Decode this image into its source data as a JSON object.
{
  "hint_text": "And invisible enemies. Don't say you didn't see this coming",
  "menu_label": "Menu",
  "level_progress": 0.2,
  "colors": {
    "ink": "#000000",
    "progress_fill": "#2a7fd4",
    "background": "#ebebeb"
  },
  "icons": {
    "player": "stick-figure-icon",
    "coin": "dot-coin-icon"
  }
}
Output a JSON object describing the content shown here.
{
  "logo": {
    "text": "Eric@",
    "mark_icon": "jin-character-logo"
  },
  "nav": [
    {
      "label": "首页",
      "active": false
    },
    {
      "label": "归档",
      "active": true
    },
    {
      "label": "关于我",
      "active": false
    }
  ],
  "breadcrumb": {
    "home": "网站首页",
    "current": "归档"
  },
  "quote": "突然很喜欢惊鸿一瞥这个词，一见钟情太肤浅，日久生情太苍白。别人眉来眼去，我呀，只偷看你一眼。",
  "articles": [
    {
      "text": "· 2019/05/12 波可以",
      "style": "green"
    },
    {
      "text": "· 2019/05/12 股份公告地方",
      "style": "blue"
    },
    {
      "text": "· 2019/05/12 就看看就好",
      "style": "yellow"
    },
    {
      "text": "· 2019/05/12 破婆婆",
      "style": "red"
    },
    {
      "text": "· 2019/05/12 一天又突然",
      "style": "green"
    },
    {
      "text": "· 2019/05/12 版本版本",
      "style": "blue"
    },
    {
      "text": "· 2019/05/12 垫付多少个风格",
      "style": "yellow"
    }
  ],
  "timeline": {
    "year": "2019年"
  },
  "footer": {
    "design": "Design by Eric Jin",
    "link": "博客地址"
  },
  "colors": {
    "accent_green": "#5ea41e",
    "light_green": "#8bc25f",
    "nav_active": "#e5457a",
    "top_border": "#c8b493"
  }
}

▶ [What needs to be done]: Pull every line containing the word "JSON" out of the material.

▶ [Full output]:
Decode this image into its source data as a JSON object.
Output a JSON object describing the content shown here.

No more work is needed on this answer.